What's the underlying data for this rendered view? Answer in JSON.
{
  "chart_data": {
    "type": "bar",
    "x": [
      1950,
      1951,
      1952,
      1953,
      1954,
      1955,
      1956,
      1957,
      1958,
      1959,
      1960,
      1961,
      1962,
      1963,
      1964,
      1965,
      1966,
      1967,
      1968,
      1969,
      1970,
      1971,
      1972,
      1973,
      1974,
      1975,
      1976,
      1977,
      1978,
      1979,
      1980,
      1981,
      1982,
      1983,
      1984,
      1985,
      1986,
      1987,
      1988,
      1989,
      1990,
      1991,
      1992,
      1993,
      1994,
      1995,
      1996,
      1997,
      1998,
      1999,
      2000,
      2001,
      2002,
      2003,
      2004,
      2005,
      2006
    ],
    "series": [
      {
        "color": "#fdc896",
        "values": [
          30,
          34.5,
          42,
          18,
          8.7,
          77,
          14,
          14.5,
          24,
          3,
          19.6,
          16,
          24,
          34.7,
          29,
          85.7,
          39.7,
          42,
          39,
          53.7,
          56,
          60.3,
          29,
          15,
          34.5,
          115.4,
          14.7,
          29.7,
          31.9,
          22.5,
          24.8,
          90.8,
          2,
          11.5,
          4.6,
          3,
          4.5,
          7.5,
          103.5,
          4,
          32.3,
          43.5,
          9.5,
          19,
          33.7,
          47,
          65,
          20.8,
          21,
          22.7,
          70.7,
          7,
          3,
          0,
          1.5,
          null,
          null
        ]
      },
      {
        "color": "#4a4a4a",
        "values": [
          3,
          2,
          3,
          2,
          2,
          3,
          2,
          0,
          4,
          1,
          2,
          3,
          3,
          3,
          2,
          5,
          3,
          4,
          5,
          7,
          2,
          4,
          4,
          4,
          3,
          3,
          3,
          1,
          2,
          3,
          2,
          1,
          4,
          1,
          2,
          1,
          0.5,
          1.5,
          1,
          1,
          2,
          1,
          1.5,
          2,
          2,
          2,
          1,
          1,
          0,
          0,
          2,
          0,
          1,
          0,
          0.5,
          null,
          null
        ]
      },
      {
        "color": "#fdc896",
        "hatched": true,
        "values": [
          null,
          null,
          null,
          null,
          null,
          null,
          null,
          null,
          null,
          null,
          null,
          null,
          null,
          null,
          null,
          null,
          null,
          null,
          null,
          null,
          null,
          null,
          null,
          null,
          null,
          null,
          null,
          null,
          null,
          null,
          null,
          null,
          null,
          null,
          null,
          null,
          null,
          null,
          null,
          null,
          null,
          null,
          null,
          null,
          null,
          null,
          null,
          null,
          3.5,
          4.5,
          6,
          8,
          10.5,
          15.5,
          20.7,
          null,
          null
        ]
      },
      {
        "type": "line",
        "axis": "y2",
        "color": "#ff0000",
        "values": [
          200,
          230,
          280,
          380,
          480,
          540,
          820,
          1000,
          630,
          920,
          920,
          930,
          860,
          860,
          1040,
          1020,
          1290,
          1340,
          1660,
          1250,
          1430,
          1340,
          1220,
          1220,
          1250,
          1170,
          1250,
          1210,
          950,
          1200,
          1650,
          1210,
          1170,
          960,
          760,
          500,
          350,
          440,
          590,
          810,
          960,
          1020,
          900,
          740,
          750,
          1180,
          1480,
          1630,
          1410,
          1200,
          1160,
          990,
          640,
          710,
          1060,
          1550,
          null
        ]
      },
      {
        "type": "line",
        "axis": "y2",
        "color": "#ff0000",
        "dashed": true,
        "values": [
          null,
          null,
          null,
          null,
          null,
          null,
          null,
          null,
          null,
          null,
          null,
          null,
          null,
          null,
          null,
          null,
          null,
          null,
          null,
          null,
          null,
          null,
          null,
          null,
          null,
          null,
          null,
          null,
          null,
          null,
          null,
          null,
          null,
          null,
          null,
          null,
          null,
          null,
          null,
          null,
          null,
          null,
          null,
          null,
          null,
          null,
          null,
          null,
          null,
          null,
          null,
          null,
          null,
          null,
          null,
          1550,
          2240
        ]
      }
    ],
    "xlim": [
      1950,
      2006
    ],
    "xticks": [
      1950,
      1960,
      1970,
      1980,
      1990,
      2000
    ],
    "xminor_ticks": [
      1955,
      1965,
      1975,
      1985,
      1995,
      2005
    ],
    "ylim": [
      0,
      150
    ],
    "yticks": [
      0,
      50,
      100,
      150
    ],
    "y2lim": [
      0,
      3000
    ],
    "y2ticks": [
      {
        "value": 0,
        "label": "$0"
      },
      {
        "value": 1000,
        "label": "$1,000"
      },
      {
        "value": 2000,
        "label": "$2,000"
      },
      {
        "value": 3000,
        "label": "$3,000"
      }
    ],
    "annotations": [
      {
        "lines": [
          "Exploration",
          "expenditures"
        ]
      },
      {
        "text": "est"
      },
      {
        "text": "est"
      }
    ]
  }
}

==============================

### [To be done]
Search the data for the string "label" and copy each line where it appears.

### [The response]
        "label": "$0"
        "label": "$1,000"
        "label": "$2,000"
        "label": "$3,000"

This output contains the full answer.